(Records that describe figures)
==============================
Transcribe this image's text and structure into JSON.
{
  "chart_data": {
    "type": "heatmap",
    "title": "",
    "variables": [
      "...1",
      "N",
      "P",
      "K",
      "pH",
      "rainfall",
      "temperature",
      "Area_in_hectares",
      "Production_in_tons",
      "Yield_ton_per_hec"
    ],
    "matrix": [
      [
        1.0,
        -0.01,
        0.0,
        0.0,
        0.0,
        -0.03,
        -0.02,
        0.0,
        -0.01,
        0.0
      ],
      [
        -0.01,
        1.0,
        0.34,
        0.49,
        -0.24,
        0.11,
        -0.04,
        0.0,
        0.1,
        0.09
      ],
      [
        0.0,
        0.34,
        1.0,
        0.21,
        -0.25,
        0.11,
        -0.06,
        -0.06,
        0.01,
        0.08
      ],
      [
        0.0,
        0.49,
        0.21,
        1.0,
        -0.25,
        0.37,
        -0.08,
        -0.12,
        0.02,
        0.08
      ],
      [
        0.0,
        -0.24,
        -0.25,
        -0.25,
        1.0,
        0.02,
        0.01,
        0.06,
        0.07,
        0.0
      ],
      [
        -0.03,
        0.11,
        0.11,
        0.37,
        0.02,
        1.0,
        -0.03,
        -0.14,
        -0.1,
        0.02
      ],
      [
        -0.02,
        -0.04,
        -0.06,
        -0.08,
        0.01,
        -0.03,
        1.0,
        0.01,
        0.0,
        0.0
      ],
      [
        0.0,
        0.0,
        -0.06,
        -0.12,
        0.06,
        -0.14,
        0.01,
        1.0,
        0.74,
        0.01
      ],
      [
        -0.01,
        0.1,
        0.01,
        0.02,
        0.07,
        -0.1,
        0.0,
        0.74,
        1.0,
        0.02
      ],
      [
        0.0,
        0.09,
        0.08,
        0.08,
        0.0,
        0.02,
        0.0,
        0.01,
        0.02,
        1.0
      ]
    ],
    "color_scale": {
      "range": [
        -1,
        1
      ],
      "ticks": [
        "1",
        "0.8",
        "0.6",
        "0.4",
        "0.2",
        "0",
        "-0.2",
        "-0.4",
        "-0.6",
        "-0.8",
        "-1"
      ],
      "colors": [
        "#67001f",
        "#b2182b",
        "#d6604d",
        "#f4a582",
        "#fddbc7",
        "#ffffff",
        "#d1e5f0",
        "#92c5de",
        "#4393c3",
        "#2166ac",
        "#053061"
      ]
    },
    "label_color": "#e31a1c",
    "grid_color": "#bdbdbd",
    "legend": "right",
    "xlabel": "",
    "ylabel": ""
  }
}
==============================
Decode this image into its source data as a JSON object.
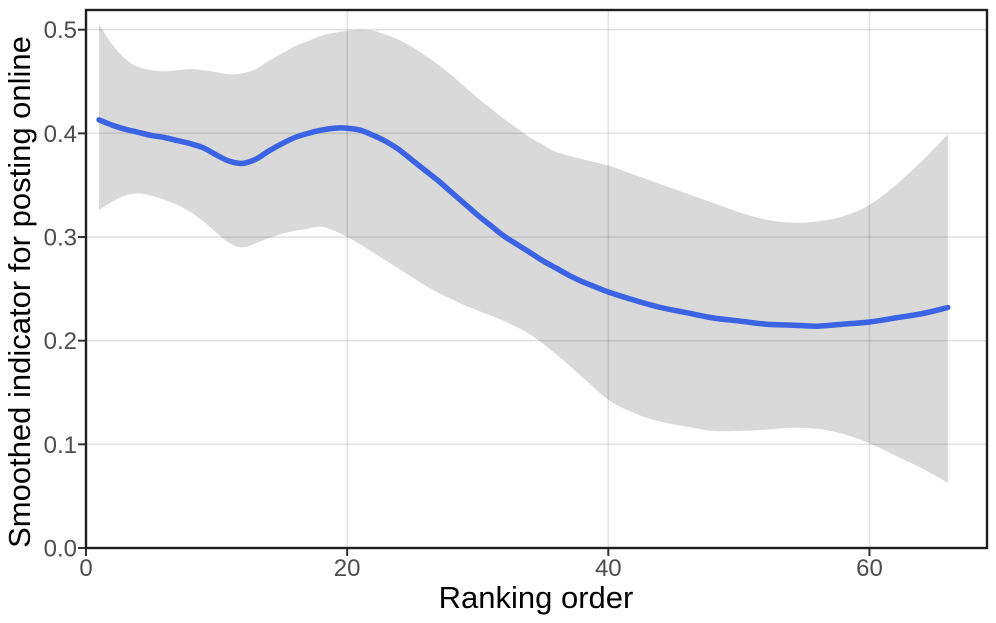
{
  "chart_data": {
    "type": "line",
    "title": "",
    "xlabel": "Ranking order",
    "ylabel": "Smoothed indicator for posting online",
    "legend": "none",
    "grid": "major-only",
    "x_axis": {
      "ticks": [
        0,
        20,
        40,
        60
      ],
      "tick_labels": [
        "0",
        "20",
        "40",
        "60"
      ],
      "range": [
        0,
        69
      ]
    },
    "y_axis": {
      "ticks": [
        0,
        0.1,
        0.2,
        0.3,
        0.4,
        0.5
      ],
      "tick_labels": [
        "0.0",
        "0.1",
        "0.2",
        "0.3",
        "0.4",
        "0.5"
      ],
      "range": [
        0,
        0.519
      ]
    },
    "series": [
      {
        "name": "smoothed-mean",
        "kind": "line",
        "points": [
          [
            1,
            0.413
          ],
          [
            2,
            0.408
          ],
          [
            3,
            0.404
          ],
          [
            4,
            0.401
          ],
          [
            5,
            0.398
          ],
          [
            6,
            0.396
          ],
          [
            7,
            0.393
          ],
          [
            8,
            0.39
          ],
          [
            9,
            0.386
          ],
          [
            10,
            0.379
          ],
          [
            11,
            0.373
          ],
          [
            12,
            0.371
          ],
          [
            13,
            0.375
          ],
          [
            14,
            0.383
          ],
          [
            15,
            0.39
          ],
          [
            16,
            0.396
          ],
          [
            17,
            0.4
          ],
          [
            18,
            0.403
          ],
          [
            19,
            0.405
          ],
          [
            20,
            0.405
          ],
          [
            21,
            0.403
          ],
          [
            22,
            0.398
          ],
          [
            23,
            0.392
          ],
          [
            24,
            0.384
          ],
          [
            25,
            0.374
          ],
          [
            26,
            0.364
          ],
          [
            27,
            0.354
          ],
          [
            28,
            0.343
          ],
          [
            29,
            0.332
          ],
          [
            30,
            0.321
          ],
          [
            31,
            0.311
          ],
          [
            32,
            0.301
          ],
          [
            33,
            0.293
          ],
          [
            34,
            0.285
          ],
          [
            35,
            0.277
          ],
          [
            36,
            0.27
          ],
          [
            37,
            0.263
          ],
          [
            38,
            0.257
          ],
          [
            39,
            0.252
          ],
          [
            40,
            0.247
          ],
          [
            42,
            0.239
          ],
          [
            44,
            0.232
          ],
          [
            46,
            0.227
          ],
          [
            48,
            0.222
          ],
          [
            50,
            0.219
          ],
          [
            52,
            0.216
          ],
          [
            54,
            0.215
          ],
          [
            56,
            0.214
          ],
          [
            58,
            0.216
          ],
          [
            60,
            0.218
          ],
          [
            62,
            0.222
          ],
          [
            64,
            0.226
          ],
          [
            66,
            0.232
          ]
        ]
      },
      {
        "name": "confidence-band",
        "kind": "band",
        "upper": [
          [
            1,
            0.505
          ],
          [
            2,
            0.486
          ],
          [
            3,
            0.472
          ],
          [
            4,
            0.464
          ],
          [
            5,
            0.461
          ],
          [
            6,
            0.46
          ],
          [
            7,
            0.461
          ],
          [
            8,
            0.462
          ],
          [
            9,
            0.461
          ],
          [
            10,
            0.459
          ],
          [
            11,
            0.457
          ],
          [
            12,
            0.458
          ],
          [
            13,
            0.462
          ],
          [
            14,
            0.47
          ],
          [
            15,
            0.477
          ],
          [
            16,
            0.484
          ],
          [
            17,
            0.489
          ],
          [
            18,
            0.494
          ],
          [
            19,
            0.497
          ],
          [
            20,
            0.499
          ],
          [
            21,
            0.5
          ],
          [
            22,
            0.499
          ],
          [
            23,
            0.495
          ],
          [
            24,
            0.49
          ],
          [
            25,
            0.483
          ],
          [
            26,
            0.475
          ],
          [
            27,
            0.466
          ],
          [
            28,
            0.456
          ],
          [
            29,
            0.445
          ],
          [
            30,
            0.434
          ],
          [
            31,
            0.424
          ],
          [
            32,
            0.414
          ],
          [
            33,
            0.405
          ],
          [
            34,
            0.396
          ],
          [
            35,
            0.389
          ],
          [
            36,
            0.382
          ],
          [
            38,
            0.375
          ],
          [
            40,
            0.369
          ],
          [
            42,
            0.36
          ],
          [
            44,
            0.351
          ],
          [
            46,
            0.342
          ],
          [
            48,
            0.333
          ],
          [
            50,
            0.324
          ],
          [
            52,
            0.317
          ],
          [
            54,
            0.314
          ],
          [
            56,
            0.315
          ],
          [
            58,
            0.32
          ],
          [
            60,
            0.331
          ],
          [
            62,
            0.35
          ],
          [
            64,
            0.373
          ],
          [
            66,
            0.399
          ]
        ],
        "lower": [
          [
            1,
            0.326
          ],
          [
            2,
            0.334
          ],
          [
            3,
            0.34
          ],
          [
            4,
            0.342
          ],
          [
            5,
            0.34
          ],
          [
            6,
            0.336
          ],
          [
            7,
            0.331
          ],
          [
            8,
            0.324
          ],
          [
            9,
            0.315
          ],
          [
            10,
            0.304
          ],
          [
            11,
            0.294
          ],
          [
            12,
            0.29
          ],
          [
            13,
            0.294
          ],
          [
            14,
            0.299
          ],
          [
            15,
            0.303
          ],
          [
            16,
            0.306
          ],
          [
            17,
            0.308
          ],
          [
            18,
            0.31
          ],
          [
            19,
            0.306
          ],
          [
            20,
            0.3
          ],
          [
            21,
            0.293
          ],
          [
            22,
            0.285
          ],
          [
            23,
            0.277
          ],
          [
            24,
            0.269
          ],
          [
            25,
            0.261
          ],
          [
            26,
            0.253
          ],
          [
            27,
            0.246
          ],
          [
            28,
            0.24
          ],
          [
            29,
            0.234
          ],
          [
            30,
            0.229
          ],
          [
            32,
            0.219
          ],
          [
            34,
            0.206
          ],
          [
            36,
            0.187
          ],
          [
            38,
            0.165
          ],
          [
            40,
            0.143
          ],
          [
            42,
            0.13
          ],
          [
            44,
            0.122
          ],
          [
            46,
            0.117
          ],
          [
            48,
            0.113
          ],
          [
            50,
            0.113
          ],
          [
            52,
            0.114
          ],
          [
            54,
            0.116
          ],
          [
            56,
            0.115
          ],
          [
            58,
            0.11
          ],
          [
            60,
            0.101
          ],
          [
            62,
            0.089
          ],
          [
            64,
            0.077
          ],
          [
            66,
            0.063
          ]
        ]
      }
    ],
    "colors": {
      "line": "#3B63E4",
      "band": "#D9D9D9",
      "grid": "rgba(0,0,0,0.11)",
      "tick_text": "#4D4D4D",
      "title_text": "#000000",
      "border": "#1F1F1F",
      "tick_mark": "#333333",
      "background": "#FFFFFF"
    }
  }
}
==============================
Look through the data above. Find each line with the string "ylabel" and copy it.

Written solution
    "ylabel": ""
    "ylabel": "Smoothed indicator for posting online",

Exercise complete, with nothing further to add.